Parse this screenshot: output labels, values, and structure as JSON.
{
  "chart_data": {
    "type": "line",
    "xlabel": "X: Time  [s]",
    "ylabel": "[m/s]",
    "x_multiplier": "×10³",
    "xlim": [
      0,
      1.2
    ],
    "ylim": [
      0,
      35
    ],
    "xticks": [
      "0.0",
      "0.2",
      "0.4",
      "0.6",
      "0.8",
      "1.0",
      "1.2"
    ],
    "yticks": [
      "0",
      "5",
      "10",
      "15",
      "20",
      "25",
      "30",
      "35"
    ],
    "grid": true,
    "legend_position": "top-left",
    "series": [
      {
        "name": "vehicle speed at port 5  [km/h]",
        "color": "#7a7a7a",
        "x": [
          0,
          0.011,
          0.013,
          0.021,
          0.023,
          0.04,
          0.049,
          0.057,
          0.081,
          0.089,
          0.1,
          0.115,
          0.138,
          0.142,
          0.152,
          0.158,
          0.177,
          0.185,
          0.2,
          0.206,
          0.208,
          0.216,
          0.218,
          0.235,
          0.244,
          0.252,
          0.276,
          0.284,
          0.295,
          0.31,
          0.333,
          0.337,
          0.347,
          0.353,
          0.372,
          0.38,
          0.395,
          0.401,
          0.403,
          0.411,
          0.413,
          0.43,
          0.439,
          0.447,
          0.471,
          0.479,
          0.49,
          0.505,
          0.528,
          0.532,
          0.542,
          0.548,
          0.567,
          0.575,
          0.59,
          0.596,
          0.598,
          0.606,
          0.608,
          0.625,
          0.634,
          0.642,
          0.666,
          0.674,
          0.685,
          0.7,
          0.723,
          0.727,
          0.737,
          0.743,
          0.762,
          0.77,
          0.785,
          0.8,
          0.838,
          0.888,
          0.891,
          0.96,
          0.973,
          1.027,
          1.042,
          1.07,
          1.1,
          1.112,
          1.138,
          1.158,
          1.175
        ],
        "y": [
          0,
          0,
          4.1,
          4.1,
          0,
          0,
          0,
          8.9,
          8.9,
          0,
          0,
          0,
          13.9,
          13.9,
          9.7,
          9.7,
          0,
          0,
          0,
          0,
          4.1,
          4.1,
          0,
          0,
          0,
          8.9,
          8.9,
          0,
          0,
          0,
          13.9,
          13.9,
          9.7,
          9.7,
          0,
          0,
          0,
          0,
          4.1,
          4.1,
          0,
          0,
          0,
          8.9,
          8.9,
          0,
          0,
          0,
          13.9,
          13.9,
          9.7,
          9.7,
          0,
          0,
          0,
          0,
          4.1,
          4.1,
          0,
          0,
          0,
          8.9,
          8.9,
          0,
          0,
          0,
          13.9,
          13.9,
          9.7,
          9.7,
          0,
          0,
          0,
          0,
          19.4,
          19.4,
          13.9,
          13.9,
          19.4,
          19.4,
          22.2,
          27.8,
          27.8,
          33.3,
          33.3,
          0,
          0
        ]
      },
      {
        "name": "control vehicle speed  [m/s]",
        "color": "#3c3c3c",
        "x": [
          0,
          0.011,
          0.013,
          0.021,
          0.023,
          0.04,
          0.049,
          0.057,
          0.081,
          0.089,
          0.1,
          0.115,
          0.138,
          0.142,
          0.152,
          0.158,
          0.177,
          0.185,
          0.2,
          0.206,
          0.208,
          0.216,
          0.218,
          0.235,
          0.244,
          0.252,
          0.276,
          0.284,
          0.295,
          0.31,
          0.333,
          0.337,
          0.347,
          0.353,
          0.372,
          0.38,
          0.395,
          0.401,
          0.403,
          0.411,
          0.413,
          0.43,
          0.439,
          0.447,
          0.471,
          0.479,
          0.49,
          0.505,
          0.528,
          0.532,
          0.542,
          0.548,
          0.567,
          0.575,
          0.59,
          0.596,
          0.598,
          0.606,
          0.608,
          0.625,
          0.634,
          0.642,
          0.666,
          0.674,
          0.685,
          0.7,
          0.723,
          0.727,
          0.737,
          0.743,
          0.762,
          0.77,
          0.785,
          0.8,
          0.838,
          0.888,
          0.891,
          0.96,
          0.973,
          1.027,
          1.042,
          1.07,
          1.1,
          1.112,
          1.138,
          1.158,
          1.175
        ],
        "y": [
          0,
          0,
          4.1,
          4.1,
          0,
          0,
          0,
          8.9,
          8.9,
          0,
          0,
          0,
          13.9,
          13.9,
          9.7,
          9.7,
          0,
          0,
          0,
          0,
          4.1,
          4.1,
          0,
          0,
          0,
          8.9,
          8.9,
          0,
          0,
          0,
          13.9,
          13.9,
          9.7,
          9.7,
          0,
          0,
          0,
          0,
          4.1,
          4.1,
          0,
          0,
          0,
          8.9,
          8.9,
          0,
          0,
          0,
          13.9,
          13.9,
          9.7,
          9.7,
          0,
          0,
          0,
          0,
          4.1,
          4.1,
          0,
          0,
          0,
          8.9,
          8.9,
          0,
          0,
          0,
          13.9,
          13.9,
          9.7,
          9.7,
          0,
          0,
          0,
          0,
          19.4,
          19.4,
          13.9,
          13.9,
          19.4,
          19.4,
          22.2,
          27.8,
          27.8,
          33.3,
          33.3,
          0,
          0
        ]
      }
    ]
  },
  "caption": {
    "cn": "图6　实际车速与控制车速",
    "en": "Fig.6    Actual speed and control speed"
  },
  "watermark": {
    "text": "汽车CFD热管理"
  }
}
----
> **EXERCISE**: Look through the lines above and collect those with the word "name".

> **ANSWER BELOW**:
        "name": "vehicle speed at port 5  [km/h]",
        "name": "control vehicle speed  [m/s]",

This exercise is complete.